▸ WHAT TO WORK ON
Write the entries below out again exactly; any picture in them stays out.

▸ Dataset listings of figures
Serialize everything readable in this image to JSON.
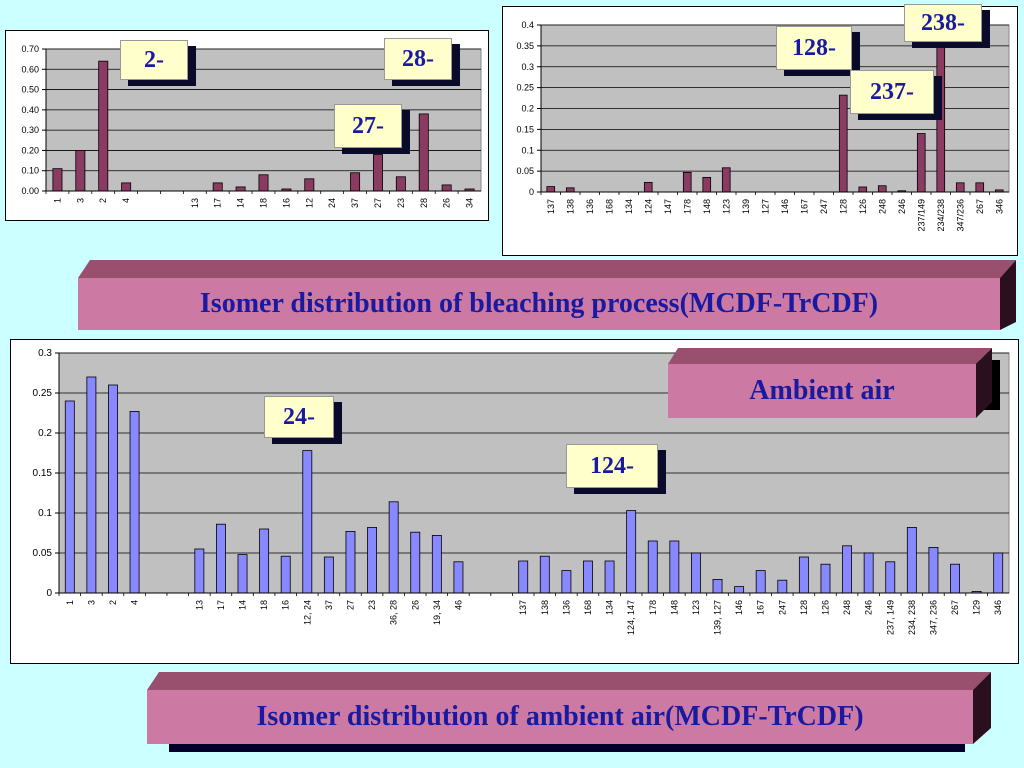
{
  "chart_data": [
    {
      "id": "bleach-left",
      "type": "bar",
      "categories": [
        "1",
        "3",
        "2",
        "4",
        "",
        "",
        "13",
        "17",
        "14",
        "18",
        "16",
        "12",
        "24",
        "37",
        "27",
        "23",
        "28",
        "26",
        "34"
      ],
      "values": [
        0.11,
        0.2,
        0.64,
        0.04,
        0,
        0,
        0,
        0.04,
        0.02,
        0.08,
        0.01,
        0.06,
        0,
        0.09,
        0.18,
        0.07,
        0.38,
        0.03,
        0.01
      ],
      "ylim": [
        0,
        0.7
      ],
      "yticks": [
        "0.00",
        "0.10",
        "0.20",
        "0.30",
        "0.40",
        "0.50",
        "0.60",
        "0.70"
      ],
      "bar_color": "#8b3a62",
      "grid": true
    },
    {
      "id": "bleach-right",
      "type": "bar",
      "categories": [
        "137",
        "138",
        "136",
        "168",
        "134",
        "124",
        "147",
        "178",
        "148",
        "123",
        "139",
        "127",
        "146",
        "167",
        "247",
        "128",
        "126",
        "248",
        "246",
        "237/149",
        "234/238",
        "347/236",
        "267",
        "346"
      ],
      "values": [
        0.013,
        0.01,
        0,
        0,
        0,
        0.023,
        0,
        0.047,
        0.035,
        0.058,
        0,
        0,
        0,
        0,
        0,
        0.232,
        0.012,
        0.015,
        0.003,
        0.14,
        0.38,
        0.022,
        0.022,
        0.005
      ],
      "ylim": [
        0,
        0.4
      ],
      "yticks": [
        "0",
        "0.05",
        "0.1",
        "0.15",
        "0.2",
        "0.25",
        "0.3",
        "0.35",
        "0.4"
      ],
      "bar_color": "#8b3a62",
      "grid": true
    },
    {
      "id": "ambient",
      "type": "bar",
      "categories": [
        "1",
        "3",
        "2",
        "4",
        "",
        "",
        "13",
        "17",
        "14",
        "18",
        "16",
        "12, 24",
        "37",
        "27",
        "23",
        "36, 28",
        "26",
        "19, 34",
        "46",
        "",
        "",
        "137",
        "138",
        "136",
        "168",
        "134",
        "124, 147",
        "178",
        "148",
        "123",
        "139, 127",
        "146",
        "167",
        "247",
        "128",
        "126",
        "248",
        "246",
        "237, 149",
        "234, 238",
        "347, 236",
        "267",
        "129",
        "346"
      ],
      "values": [
        0.24,
        0.27,
        0.26,
        0.227,
        0,
        0,
        0.055,
        0.086,
        0.048,
        0.08,
        0.046,
        0.178,
        0.045,
        0.077,
        0.082,
        0.114,
        0.076,
        0.072,
        0.039,
        0,
        0,
        0.04,
        0.046,
        0.028,
        0.04,
        0.04,
        0.103,
        0.065,
        0.065,
        0.05,
        0.017,
        0.008,
        0.028,
        0.016,
        0.045,
        0.036,
        0.059,
        0.05,
        0.039,
        0.082,
        0.057,
        0.036,
        0.002,
        0.05
      ],
      "ylim": [
        0,
        0.3
      ],
      "yticks": [
        "0",
        "0.05",
        "0.1",
        "0.15",
        "0.2",
        "0.25",
        "0.3"
      ],
      "bar_color": "#8888ff",
      "grid": true
    }
  ],
  "banners": {
    "bleaching": "Isomer distribution of bleaching process(MCDF-TrCDF)",
    "ambient_air": "Ambient air",
    "ambient_title": "Isomer distribution of ambient air(MCDF-TrCDF)"
  },
  "callouts": {
    "c2": "2-",
    "c28": "28-",
    "c27": "27-",
    "c128": "128-",
    "c238": "238-",
    "c237": "237-",
    "c24": "24-",
    "c124": "124-"
  },
  "colors": {
    "background": "#ccffff",
    "plot_area": "#c0c0c0",
    "banner_face": "#cc7aa3",
    "banner_top": "#99506f",
    "banner_text": "#1a1aa0",
    "callout_face": "#ffffcc"
  }
}
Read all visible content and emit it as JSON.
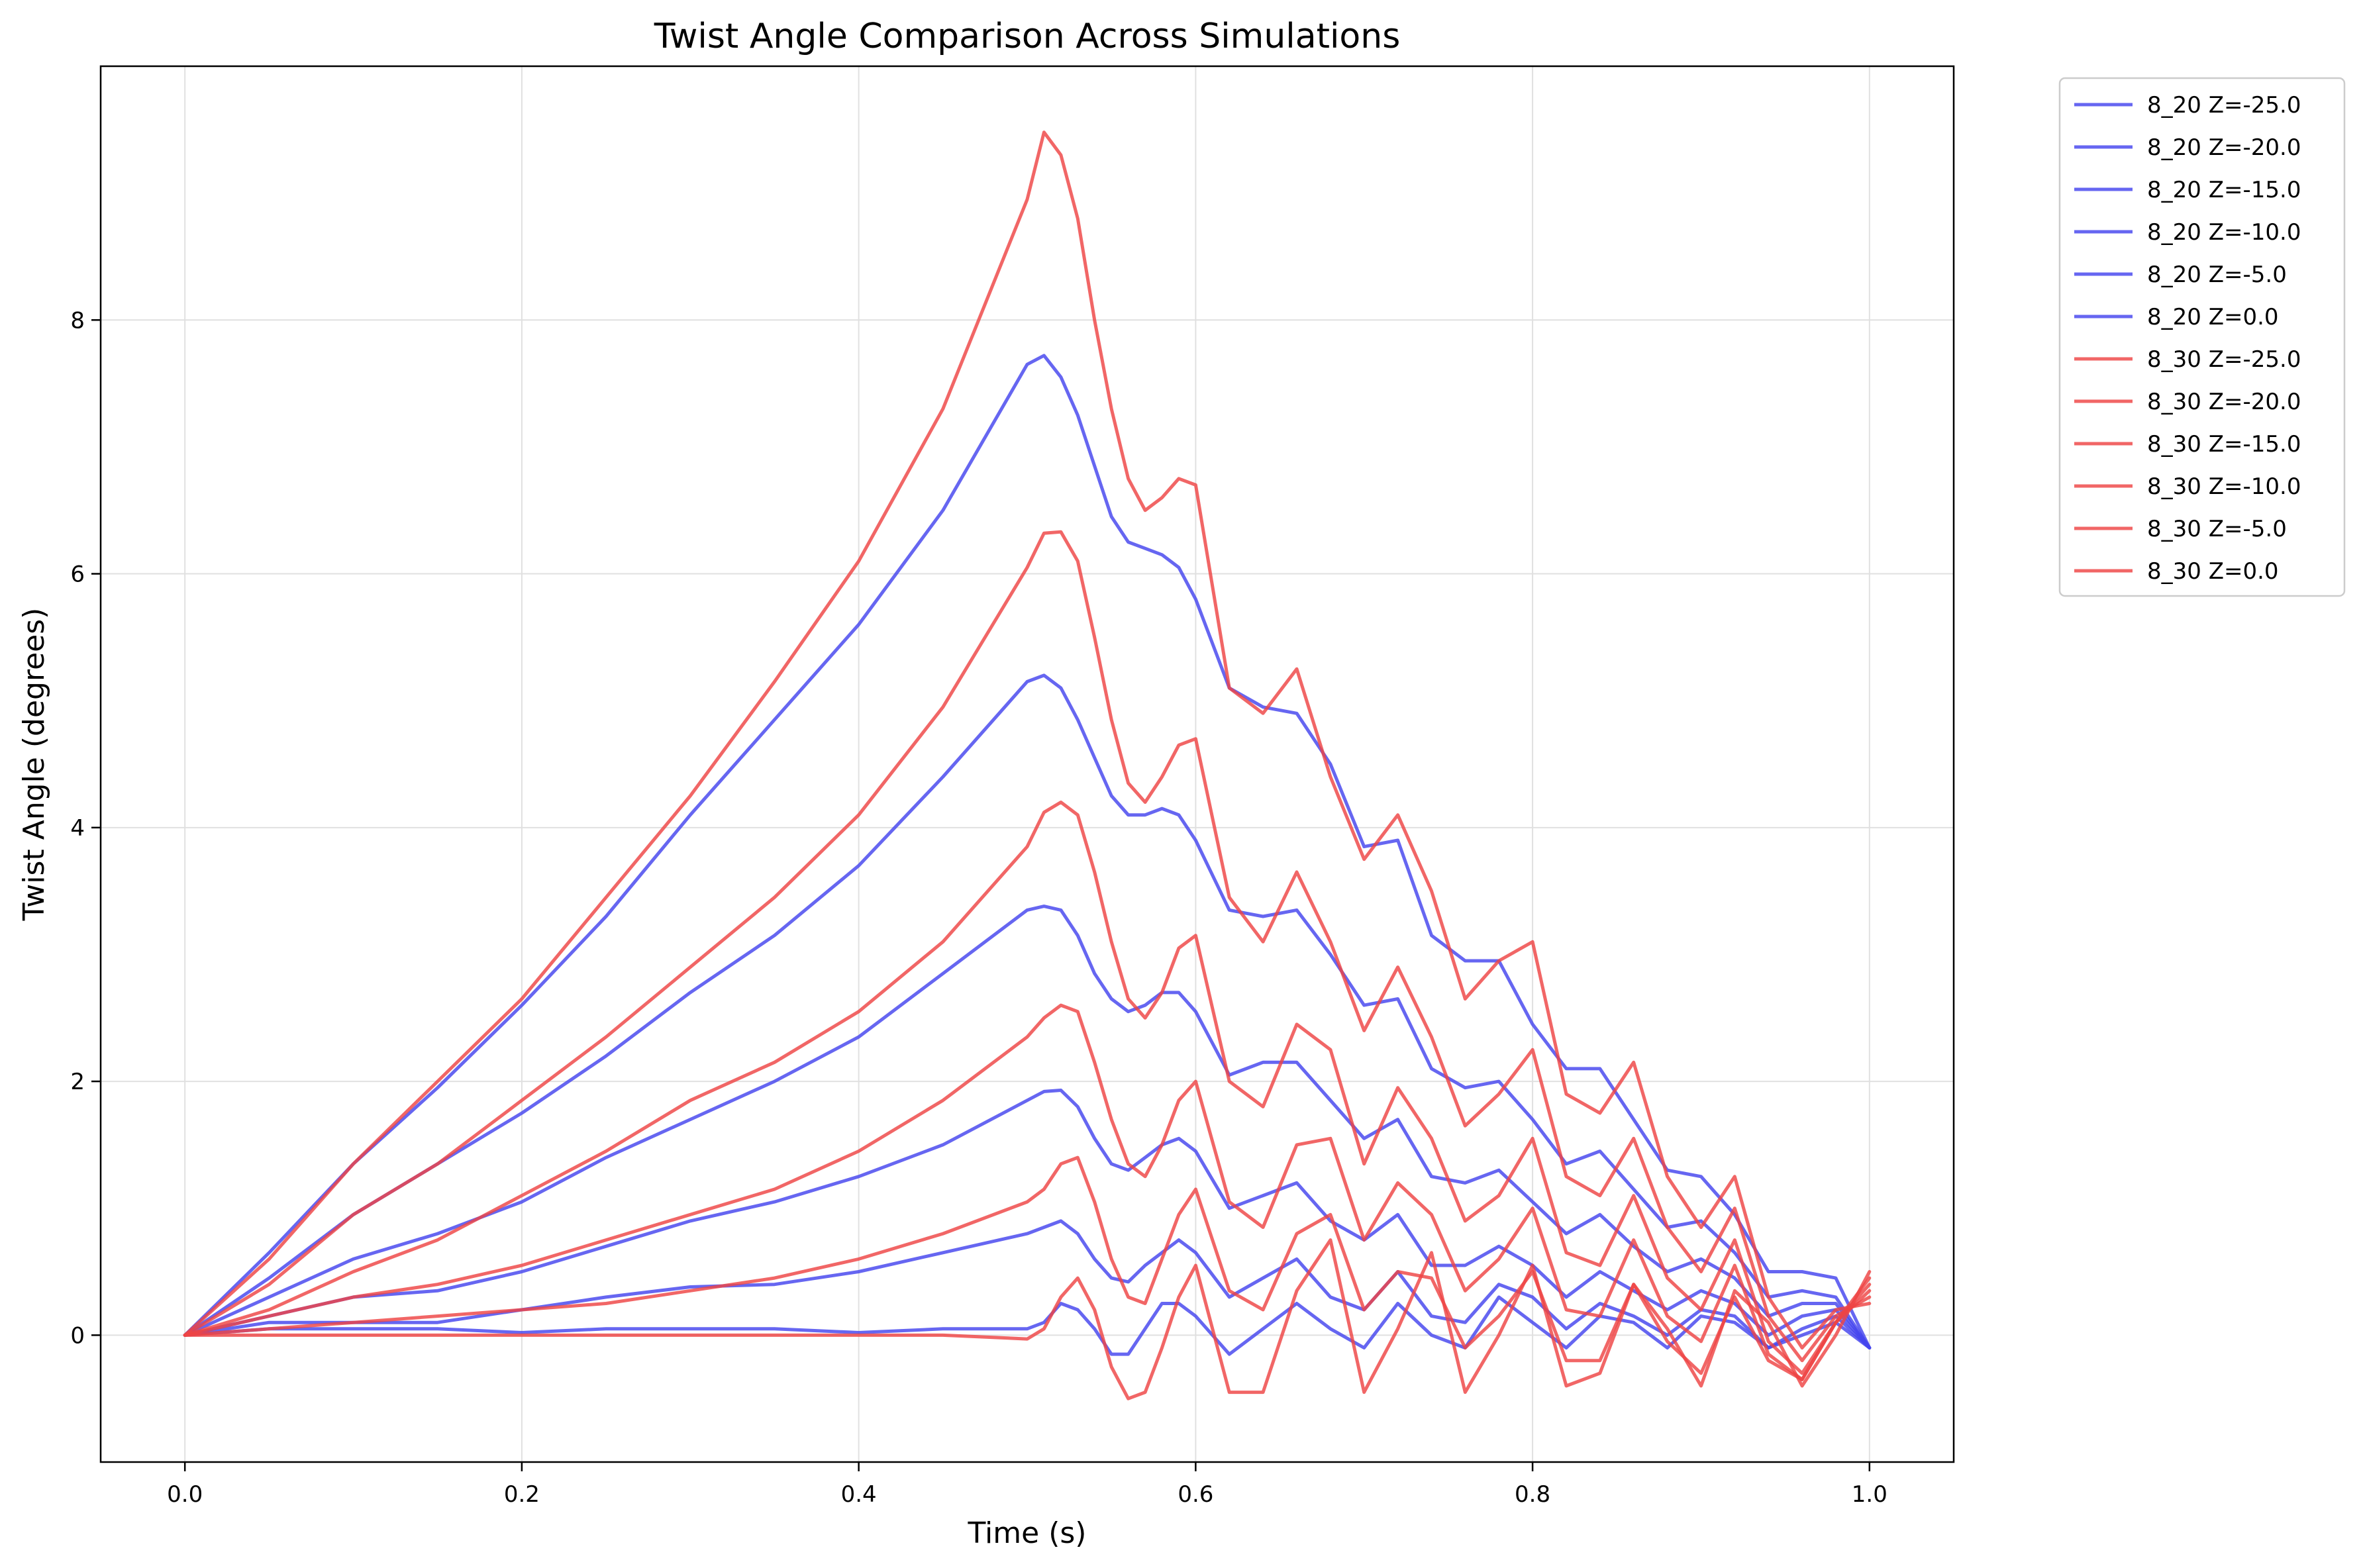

▸ SOLUTION TO THE EXERCISE
Serialize everything readable in this image to JSON.
{
  "chart_data": [
    {
      "id": "bleach-left",
      "type": "bar",
      "categories": [
        "1",
        "3",
        "2",
        "4",
        "",
        "",
        "13",
        "17",
        "14",
        "18",
        "16",
        "12",
        "24",
        "37",
        "27",
        "23",
        "28",
        "26",
        "34"
      ],
      "values": [
        0.11,
        0.2,
        0.64,
        0.04,
        0,
        0,
        0,
        0.04,
        0.02,
        0.08,
        0.01,
        0.06,
        0,
        0.09,
        0.18,
        0.07,
        0.38,
        0.03,
        0.01
      ],
      "ylim": [
        0,
        0.7
      ],
      "yticks": [
        "0.00",
        "0.10",
        "0.20",
        "0.30",
        "0.40",
        "0.50",
        "0.60",
        "0.70"
      ],
      "bar_color": "#8b3a62",
      "grid": true
    },
    {
      "id": "bleach-right",
      "type": "bar",
      "categories": [
        "137",
        "138",
        "136",
        "168",
        "134",
        "124",
        "147",
        "178",
        "148",
        "123",
        "139",
        "127",
        "146",
        "167",
        "247",
        "128",
        "126",
        "248",
        "246",
        "237/149",
        "234/238",
        "347/236",
        "267",
        "346"
      ],
      "values": [
        0.013,
        0.01,
        0,
        0,
        0,
        0.023,
        0,
        0.047,
        0.035,
        0.058,
        0,
        0,
        0,
        0,
        0,
        0.232,
        0.012,
        0.015,
        0.003,
        0.14,
        0.38,
        0.022,
        0.022,
        0.005
      ],
      "ylim": [
        0,
        0.4
      ],
      "yticks": [
        "0",
        "0.05",
        "0.1",
        "0.15",
        "0.2",
        "0.25",
        "0.3",
        "0.35",
        "0.4"
      ],
      "bar_color": "#8b3a62",
      "grid": true
    },
    {
      "id": "ambient",
      "type": "bar",
      "categories": [
        "1",
        "3",
        "2",
        "4",
        "",
        "",
        "13",
        "17",
        "14",
        "18",
        "16",
        "12, 24",
        "37",
        "27",
        "23",
        "36, 28",
        "26",
        "19, 34",
        "46",
        "",
        "",
        "137",
        "138",
        "136",
        "168",
        "134",
        "124, 147",
        "178",
        "148",
        "123",
        "139, 127",
        "146",
        "167",
        "247",
        "128",
        "126",
        "248",
        "246",
        "237, 149",
        "234, 238",
        "347, 236",
        "267",
        "129",
        "346"
      ],
      "values": [
        0.24,
        0.27,
        0.26,
        0.227,
        0,
        0,
        0.055,
        0.086,
        0.048,
        0.08,
        0.046,
        0.178,
        0.045,
        0.077,
        0.082,
        0.114,
        0.076,
        0.072,
        0.039,
        0,
        0,
        0.04,
        0.046,
        0.028,
        0.04,
        0.04,
        0.103,
        0.065,
        0.065,
        0.05,
        0.017,
        0.008,
        0.028,
        0.016,
        0.045,
        0.036,
        0.059,
        0.05,
        0.039,
        0.082,
        0.057,
        0.036,
        0.002,
        0.05
      ],
      "ylim": [
        0,
        0.3
      ],
      "yticks": [
        "0",
        "0.05",
        "0.1",
        "0.15",
        "0.2",
        "0.25",
        "0.3"
      ],
      "bar_color": "#8888ff",
      "grid": true
    }
  ],
  "banners": {
    "bleaching": "Isomer distribution of bleaching process(MCDF-TrCDF)",
    "ambient_air": "Ambient air",
    "ambient_title": "Isomer distribution of ambient air(MCDF-TrCDF)"
  },
  "callouts": {
    "c2": "2-",
    "c28": "28-",
    "c27": "27-",
    "c128": "128-",
    "c238": "238-",
    "c237": "237-",
    "c24": "24-",
    "c124": "124-"
  },
  "colors": {
    "background": "#ccffff",
    "plot_area": "#c0c0c0",
    "banner_face": "#cc7aa3",
    "banner_top": "#99506f",
    "banner_text": "#1a1aa0",
    "callout_face": "#ffffcc"
  }
}
Read all visible content and emit it as JSON.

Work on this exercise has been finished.